* **Aim**: Reproduce the records. Keep every word exact and include no images.
# Start of Material shown
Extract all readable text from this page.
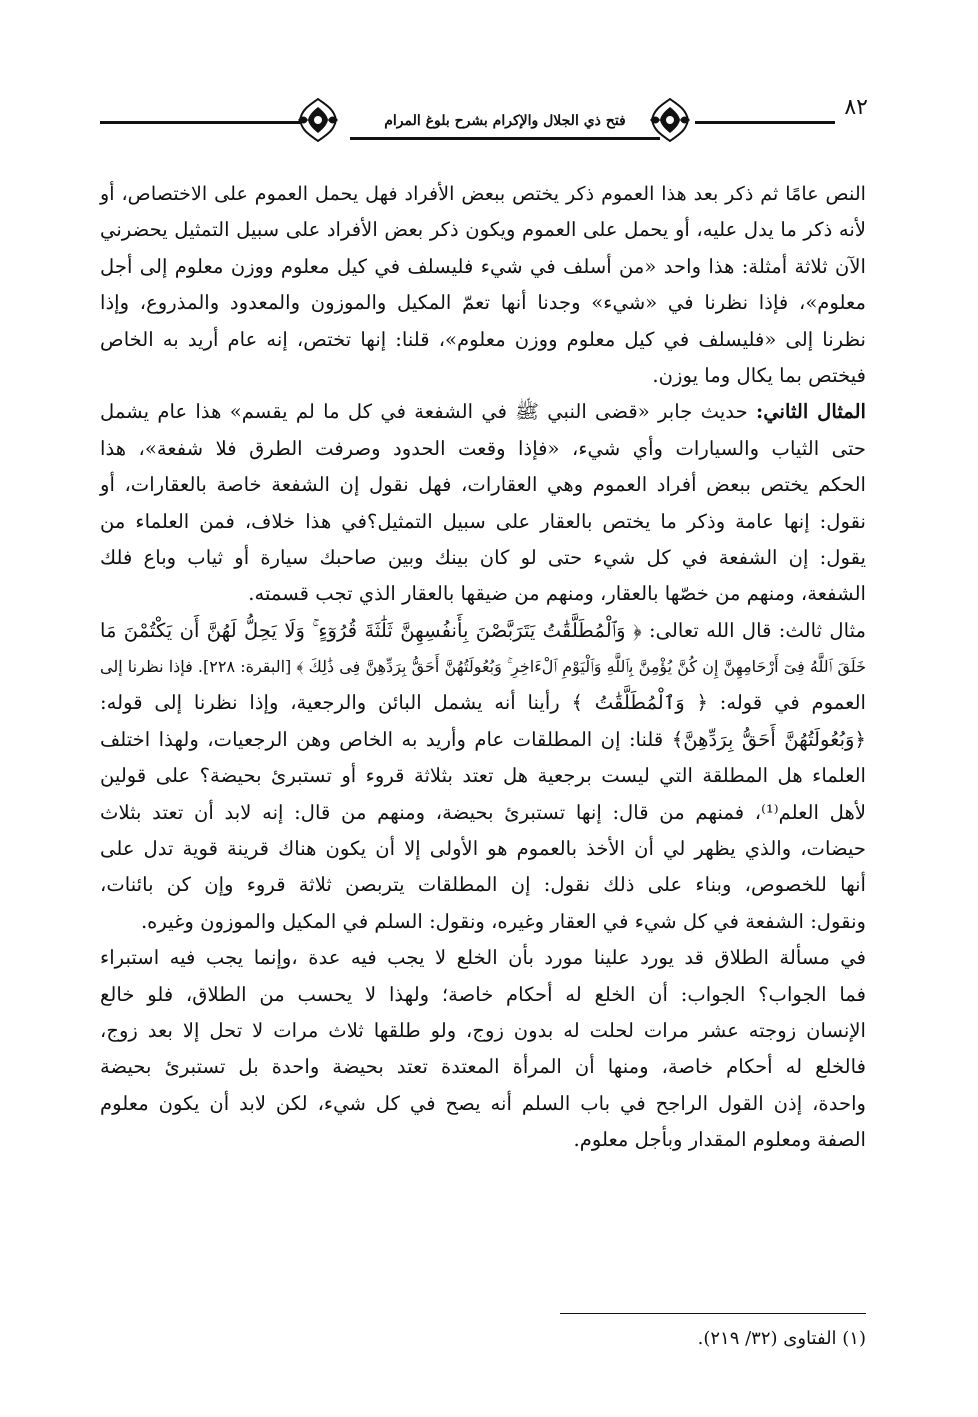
فتح ذي الجلال والإكرام بشرح بلوغ المرام
٨٢
النص عامًا ثم ذكر بعد هذا العموم ذكر يختص ببعض الأفراد فهل يحمل العموم على الاختصاص، أو
لأنه ذكر ما يدل عليه، أو يحمل على العموم ويكون ذكر بعض الأفراد على سبيل التمثيل يحضرني
الآن ثلاثة أمثلة: هذا واحد «من أسلف في شيء فليسلف في كيل معلوم ووزن معلوم إلى أجل
معلوم»، فإذا نظرنا في «شيء» وجدنا أنها تعمّ المكيل والموزون والمعدود والمذروع، وإذا
نظرنا إلى «فليسلف في كيل معلوم ووزن معلوم»، قلنا: إنها تختص، إنه عام أريد به الخاص
فيختص بما يكال وما يوزن.
المثال الثاني: حديث جابر «قضى النبي ﷺ في الشفعة في كل ما لم يقسم» هذا عام يشمل
حتى الثياب والسيارات وأي شيء، «فإذا وقعت الحدود وصرفت الطرق فلا شفعة»، هذا
الحكم يختص ببعض أفراد العموم وهي العقارات، فهل نقول إن الشفعة خاصة بالعقارات، أو
نقول: إنها عامة وذكر ما يختص بالعقار على سبيل التمثيل؟في هذا خلاف، فمن العلماء من
يقول: إن الشفعة في كل شيء حتى لو كان بينك وبين صاحبك سيارة أو ثياب وباع فلك
الشفعة، ومنهم من خصّها بالعقار، ومنهم من ضيقها بالعقار الذي تجب قسمته.
مثال ثالث: قال الله تعالى: ﴿ وَٱلْمُطَلَّقَٰتُ يَتَرَبَّصْنَ بِأَنفُسِهِنَّ ثَلَٰثَةَ قُرُوٓءٍ ۚ وَلَا يَحِلُّ لَهُنَّ أَن يَكْتُمْنَ مَا
خَلَقَ ٱللَّهُ فِىٓ أَرْحَامِهِنَّ إِن كُنَّ يُؤْمِنَّ بِٱللَّهِ وَٱلْيَوْمِ ٱلْءَاخِرِ ۚ وَبُعُولَتُهُنَّ أَحَقُّ بِرَدِّهِنَّ فِى ذَٰلِكَ ﴾ [البقرة: ٢٢٨]. فإذا نظرنا إلى
العموم في قوله: ﴿ وَٱلْمُطَلَّقَٰتُ ﴾ رأينا أنه يشمل البائن والرجعية، وإذا نظرنا إلى قوله:
﴿وَبُعُولَتُهُنَّ أَحَقُّ بِرَدِّهِنَّ﴾ قلنا: إن المطلقات عام وأريد به الخاص وهن الرجعيات، ولهذا اختلف
العلماء هل المطلقة التي ليست برجعية هل تعتد بثلاثة قروء أو تستبرئ بحيضة؟ على قولين
لأهل العلم⁽¹⁾، فمنهم من قال: إنها تستبرئ بحيضة، ومنهم من قال: إنه لابد أن تعتد بثلاث
حيضات، والذي يظهر لي أن الأخذ بالعموم هو الأولى إلا أن يكون هناك قرينة قوية تدل على
أنها للخصوص، وبناء على ذلك نقول: إن المطلقات يتربصن ثلاثة قروء وإن كن بائنات،
ونقول: الشفعة في كل شيء في العقار وغيره، ونقول: السلم في المكيل والموزون وغيره.
في مسألة الطلاق قد يورد علينا مورد بأن الخلع لا يجب فيه عدة ،وإنما يجب فيه استبراء
فما الجواب؟ الجواب: أن الخلع له أحكام خاصة؛ ولهذا لا يحسب من الطلاق، فلو خالع
الإنسان زوجته عشر مرات لحلت له بدون زوج، ولو طلقها ثلاث مرات لا تحل إلا بعد زوج،
فالخلع له أحكام خاصة، ومنها أن المرأة المعتدة تعتد بحيضة واحدة بل تستبرئ بحيضة
واحدة، إذن القول الراجح في باب السلم أنه يصح في كل شيء، لكن لابد أن يكون معلوم
الصفة ومعلوم المقدار وبأجل معلوم.
(١) الفتاوى (٣٢/ ٢١٩).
# End of Material shown
* **Task solution**:
Extract all readable text from this page.
فتح ذي الجلال والإكرام بشرح بلوغ المرام
٨٢
النص عامًا ثم ذكر بعد هذا العموم ذكر يختص ببعض الأفراد فهل يحمل العموم على الاختصاص، أو
لأنه ذكر ما يدل عليه، أو يحمل على العموم ويكون ذكر بعض الأفراد على سبيل التمثيل يحضرني
الآن ثلاثة أمثلة: هذا واحد «من أسلف في شيء فليسلف في كيل معلوم ووزن معلوم إلى أجل
معلوم»، فإذا نظرنا في «شيء» وجدنا أنها تعمّ المكيل والموزون والمعدود والمذروع، وإذا
نظرنا إلى «فليسلف في كيل معلوم ووزن معلوم»، قلنا: إنها تختص، إنه عام أريد به الخاص
فيختص بما يكال وما يوزن.
المثال الثاني: حديث جابر «قضى النبي ﷺ في الشفعة في كل ما لم يقسم» هذا عام يشمل
حتى الثياب والسيارات وأي شيء، «فإذا وقعت الحدود وصرفت الطرق فلا شفعة»، هذا
الحكم يختص ببعض أفراد العموم وهي العقارات، فهل نقول إن الشفعة خاصة بالعقارات، أو
نقول: إنها عامة وذكر ما يختص بالعقار على سبيل التمثيل؟في هذا خلاف، فمن العلماء من
يقول: إن الشفعة في كل شيء حتى لو كان بينك وبين صاحبك سيارة أو ثياب وباع فلك
الشفعة، ومنهم من خصّها بالعقار، ومنهم من ضيقها بالعقار الذي تجب قسمته.
مثال ثالث: قال الله تعالى: ﴿ وَٱلْمُطَلَّقَٰتُ يَتَرَبَّصْنَ بِأَنفُسِهِنَّ ثَلَٰثَةَ قُرُوٓءٍ ۚ وَلَا يَحِلُّ لَهُنَّ أَن يَكْتُمْنَ مَا
خَلَقَ ٱللَّهُ فِىٓ أَرْحَامِهِنَّ إِن كُنَّ يُؤْمِنَّ بِٱللَّهِ وَٱلْيَوْمِ ٱلْءَاخِرِ ۚ وَبُعُولَتُهُنَّ أَحَقُّ بِرَدِّهِنَّ فِى ذَٰلِكَ ﴾ [البقرة: ٢٢٨]. فإذا نظرنا إلى
العموم في قوله: ﴿ وَٱلْمُطَلَّقَٰتُ ﴾ رأينا أنه يشمل البائن والرجعية، وإذا نظرنا إلى قوله:
﴿وَبُعُولَتُهُنَّ أَحَقُّ بِرَدِّهِنَّ﴾ قلنا: إن المطلقات عام وأريد به الخاص وهن الرجعيات، ولهذا اختلف
العلماء هل المطلقة التي ليست برجعية هل تعتد بثلاثة قروء أو تستبرئ بحيضة؟ على قولين
لأهل العلم⁽¹⁾، فمنهم من قال: إنها تستبرئ بحيضة، ومنهم من قال: إنه لابد أن تعتد بثلاث
حيضات، والذي يظهر لي أن الأخذ بالعموم هو الأولى إلا أن يكون هناك قرينة قوية تدل على
أنها للخصوص، وبناء على ذلك نقول: إن المطلقات يتربصن ثلاثة قروء وإن كن بائنات،
ونقول: الشفعة في كل شيء في العقار وغيره، ونقول: السلم في المكيل والموزون وغيره.
في مسألة الطلاق قد يورد علينا مورد بأن الخلع لا يجب فيه عدة ،وإنما يجب فيه استبراء
فما الجواب؟ الجواب: أن الخلع له أحكام خاصة؛ ولهذا لا يحسب من الطلاق، فلو خالع
الإنسان زوجته عشر مرات لحلت له بدون زوج، ولو طلقها ثلاث مرات لا تحل إلا بعد زوج،
فالخلع له أحكام خاصة، ومنها أن المرأة المعتدة تعتد بحيضة واحدة بل تستبرئ بحيضة
واحدة، إذن القول الراجح في باب السلم أنه يصح في كل شيء، لكن لابد أن يكون معلوم
الصفة ومعلوم المقدار وبأجل معلوم.
(١) الفتاوى (٣٢/ ٢١٩).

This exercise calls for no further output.